• EXERCISE: What is the count of lines in the listing below that hold the string "Trimethyl"? Reply with that number alone.

• MATERIAL SHOWN:

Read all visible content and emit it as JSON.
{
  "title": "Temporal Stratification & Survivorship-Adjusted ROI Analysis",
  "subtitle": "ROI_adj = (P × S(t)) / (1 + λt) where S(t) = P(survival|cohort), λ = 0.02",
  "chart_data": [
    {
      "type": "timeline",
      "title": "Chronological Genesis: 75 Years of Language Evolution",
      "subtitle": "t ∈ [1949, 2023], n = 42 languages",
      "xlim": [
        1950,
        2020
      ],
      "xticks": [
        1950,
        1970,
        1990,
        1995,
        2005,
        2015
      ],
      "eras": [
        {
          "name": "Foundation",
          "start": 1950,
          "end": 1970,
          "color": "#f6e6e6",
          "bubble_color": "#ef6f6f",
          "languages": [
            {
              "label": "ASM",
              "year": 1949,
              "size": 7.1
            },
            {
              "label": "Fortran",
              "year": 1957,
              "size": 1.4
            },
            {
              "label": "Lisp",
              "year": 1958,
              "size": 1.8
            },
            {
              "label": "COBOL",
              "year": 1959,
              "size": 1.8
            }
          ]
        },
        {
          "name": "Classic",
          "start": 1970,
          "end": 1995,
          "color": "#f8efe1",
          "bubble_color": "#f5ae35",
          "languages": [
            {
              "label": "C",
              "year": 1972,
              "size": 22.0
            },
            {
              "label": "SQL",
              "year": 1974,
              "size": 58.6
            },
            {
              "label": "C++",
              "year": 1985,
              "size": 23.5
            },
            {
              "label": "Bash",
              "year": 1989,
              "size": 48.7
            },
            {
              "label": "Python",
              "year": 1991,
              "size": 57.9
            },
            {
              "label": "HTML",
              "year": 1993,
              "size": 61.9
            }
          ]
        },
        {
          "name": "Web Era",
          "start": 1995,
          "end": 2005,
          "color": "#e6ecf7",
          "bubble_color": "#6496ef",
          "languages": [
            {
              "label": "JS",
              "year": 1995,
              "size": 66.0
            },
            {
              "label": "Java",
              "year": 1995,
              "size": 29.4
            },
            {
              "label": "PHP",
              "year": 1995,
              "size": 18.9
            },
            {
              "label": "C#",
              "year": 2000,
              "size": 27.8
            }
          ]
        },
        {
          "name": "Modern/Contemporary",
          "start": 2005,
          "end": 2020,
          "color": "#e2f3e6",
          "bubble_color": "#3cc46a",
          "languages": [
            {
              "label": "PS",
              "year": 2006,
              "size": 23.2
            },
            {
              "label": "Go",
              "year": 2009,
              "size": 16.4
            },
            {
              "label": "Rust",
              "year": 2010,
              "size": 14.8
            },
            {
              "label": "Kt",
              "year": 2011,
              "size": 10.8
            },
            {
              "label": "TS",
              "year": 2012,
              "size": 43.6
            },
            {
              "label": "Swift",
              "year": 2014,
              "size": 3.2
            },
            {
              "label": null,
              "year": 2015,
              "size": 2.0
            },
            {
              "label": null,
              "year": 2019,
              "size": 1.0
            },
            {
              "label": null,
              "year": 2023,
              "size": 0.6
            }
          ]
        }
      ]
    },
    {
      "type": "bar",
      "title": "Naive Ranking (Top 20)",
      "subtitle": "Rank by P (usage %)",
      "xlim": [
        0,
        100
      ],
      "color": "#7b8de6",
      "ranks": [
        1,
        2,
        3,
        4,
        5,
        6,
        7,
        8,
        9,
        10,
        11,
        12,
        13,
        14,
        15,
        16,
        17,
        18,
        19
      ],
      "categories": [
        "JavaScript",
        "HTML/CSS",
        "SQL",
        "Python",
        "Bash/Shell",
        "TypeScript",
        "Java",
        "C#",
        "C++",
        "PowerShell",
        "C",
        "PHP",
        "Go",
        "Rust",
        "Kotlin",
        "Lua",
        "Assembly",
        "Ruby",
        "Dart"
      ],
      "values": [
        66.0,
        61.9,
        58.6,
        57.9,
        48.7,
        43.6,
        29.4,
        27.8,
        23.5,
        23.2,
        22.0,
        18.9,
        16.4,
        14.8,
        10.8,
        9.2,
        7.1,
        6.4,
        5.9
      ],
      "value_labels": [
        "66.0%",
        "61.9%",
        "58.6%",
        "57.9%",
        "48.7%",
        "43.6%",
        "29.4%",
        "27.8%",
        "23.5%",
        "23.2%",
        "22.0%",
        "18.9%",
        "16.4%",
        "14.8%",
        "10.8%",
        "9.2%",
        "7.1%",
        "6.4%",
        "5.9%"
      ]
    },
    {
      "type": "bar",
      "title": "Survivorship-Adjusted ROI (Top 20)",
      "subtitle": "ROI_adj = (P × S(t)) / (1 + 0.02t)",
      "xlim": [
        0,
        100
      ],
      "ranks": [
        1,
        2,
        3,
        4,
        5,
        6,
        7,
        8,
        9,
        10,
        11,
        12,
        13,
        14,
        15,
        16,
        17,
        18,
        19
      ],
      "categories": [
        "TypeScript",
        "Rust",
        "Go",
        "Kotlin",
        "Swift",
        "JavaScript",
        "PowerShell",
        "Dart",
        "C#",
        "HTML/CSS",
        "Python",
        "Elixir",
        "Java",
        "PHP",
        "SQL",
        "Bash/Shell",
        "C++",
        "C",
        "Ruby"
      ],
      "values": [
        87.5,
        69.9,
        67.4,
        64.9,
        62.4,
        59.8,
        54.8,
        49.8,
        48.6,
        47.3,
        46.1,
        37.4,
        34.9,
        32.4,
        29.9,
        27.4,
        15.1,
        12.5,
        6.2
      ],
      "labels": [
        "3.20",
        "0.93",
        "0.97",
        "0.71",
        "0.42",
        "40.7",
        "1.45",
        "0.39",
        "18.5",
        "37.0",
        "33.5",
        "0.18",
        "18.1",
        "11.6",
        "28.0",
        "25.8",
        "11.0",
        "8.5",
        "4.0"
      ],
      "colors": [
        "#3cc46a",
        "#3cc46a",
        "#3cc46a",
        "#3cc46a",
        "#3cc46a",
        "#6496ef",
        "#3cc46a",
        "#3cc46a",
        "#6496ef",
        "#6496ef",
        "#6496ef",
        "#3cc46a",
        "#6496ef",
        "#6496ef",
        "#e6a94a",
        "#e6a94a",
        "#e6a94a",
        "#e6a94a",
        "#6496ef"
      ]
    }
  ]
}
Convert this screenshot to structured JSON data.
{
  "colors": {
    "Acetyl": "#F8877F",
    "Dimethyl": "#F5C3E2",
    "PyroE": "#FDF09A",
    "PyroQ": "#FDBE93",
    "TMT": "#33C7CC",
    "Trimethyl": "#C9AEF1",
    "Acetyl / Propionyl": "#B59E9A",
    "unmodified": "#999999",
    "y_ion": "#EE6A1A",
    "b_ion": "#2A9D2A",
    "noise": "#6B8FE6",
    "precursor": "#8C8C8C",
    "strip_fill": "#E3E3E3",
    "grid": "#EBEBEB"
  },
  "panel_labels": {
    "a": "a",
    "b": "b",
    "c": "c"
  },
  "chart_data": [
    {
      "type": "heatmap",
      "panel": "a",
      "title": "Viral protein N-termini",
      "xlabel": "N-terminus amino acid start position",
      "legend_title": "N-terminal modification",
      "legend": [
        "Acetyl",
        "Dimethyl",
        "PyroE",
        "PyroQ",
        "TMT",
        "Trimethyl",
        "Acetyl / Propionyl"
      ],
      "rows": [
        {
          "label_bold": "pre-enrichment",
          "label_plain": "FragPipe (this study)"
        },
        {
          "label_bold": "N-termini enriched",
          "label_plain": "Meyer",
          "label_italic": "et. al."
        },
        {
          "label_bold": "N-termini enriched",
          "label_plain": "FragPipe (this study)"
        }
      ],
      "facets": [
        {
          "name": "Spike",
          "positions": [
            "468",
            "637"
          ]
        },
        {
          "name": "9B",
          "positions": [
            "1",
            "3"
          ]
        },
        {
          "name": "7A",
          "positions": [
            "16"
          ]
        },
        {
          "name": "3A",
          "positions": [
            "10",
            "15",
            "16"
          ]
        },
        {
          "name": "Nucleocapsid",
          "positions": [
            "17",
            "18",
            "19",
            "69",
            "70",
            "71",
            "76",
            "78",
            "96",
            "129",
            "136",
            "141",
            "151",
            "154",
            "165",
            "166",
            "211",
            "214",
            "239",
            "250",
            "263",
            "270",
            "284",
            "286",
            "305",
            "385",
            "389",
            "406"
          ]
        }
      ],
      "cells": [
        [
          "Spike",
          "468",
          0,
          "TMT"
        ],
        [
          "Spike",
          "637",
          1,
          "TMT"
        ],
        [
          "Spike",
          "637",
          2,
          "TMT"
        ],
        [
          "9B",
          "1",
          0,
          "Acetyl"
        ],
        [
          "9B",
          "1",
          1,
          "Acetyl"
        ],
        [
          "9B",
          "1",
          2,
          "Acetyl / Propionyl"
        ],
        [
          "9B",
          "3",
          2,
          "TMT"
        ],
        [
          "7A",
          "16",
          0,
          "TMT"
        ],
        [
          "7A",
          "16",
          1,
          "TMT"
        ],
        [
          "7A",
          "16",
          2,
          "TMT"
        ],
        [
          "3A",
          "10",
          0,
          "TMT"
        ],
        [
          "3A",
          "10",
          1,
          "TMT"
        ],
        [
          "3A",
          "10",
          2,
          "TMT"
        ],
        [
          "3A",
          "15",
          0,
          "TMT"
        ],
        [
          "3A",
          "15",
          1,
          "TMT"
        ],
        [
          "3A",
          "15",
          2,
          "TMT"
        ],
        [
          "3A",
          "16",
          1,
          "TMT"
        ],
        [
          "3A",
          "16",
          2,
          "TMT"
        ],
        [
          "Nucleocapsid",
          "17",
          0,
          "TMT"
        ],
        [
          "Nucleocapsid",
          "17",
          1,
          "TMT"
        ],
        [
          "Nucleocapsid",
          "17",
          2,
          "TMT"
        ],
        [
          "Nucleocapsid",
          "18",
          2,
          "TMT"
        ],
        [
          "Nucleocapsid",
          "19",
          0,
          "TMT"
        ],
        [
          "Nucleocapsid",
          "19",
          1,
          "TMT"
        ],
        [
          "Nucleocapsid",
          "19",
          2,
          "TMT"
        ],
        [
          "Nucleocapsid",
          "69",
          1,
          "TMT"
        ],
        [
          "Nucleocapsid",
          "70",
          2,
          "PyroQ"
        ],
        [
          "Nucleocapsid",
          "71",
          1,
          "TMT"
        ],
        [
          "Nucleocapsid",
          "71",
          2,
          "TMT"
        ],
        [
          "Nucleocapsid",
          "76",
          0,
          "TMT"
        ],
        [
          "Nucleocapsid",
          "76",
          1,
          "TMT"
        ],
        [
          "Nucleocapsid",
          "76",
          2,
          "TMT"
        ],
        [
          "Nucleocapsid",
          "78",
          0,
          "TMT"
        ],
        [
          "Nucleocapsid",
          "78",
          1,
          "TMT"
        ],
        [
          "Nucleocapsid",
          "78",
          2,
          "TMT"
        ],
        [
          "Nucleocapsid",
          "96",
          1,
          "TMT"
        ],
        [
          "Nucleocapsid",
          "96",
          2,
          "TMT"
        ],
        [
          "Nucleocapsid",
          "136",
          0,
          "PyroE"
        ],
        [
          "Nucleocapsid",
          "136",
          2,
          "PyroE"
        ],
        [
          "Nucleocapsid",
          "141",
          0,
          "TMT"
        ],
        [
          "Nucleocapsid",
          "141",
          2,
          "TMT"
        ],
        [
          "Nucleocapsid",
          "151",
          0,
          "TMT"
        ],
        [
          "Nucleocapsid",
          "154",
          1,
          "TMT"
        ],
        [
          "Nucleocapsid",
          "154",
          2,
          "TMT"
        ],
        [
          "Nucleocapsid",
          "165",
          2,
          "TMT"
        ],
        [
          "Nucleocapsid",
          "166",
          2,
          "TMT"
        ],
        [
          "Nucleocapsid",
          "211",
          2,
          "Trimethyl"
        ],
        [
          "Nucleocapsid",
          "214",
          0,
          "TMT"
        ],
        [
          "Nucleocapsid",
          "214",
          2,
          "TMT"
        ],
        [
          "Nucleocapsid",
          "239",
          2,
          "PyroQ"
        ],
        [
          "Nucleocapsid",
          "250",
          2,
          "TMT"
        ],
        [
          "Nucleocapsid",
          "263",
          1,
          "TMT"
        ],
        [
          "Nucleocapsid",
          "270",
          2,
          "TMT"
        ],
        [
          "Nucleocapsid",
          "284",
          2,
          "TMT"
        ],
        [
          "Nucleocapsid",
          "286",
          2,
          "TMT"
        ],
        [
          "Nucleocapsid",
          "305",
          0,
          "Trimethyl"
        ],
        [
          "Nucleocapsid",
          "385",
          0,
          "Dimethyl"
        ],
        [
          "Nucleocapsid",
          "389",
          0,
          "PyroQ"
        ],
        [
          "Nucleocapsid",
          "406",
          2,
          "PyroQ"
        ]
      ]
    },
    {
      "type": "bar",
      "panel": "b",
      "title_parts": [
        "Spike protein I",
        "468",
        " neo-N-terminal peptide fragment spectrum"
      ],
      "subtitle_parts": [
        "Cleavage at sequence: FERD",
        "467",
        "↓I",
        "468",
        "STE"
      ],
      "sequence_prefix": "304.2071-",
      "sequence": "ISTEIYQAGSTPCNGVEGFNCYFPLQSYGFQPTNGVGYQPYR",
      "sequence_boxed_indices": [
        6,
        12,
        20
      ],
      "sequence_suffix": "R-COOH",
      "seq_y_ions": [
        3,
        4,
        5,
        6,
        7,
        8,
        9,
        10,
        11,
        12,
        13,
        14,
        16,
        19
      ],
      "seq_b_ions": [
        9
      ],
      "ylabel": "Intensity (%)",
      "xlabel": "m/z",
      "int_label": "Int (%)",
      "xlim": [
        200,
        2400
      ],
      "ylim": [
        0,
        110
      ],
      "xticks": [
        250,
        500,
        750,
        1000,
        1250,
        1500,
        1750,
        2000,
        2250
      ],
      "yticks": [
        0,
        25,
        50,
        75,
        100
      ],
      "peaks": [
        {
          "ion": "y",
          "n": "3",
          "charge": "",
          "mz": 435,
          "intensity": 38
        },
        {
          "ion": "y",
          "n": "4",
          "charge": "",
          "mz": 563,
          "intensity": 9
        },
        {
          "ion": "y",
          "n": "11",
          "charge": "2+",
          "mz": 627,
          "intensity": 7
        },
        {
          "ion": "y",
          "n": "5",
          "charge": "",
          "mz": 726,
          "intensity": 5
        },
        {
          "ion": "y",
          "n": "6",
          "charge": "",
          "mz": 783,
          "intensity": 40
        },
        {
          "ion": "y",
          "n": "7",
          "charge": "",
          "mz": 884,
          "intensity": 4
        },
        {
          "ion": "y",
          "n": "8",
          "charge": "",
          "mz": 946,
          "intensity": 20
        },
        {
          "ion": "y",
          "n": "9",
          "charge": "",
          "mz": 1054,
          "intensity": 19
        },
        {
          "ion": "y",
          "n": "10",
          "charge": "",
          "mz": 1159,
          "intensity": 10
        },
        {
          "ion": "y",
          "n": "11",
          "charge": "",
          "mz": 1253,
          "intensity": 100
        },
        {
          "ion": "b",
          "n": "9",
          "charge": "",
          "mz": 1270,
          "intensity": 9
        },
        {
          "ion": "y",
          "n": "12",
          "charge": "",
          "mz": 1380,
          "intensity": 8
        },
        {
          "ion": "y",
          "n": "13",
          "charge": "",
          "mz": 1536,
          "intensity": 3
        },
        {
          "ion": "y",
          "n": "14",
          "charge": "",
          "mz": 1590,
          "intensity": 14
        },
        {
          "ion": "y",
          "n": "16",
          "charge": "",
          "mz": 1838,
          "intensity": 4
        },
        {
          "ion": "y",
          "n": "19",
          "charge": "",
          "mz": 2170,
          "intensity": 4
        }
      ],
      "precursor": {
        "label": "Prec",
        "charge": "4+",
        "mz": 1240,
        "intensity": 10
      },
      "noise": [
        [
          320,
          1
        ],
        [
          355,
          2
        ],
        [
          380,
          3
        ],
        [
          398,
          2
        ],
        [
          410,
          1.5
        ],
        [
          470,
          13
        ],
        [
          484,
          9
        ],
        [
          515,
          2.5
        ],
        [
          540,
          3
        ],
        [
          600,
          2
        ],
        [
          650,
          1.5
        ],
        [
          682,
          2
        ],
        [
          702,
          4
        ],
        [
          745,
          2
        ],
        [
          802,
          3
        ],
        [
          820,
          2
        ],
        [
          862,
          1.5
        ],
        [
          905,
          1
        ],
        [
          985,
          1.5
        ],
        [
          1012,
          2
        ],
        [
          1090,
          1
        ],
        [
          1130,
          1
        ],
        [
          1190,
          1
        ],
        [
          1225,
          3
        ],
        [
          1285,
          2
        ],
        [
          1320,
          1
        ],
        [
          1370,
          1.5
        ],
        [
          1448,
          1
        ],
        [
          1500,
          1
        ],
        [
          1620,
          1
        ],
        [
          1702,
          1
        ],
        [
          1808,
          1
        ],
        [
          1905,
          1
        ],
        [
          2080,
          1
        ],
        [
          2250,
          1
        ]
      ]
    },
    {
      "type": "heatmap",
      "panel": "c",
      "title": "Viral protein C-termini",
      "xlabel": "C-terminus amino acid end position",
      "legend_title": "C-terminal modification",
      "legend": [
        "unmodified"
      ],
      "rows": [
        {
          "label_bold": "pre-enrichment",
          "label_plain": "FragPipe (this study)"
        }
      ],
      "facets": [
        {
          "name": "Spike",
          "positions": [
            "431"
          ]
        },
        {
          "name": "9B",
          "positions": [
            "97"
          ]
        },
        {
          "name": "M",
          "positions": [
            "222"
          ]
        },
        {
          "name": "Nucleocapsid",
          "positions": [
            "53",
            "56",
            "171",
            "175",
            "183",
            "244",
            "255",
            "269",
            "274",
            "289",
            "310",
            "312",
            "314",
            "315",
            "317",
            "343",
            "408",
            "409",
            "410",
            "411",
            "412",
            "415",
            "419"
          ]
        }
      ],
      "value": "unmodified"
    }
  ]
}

• WRITTEN ANSWER: 4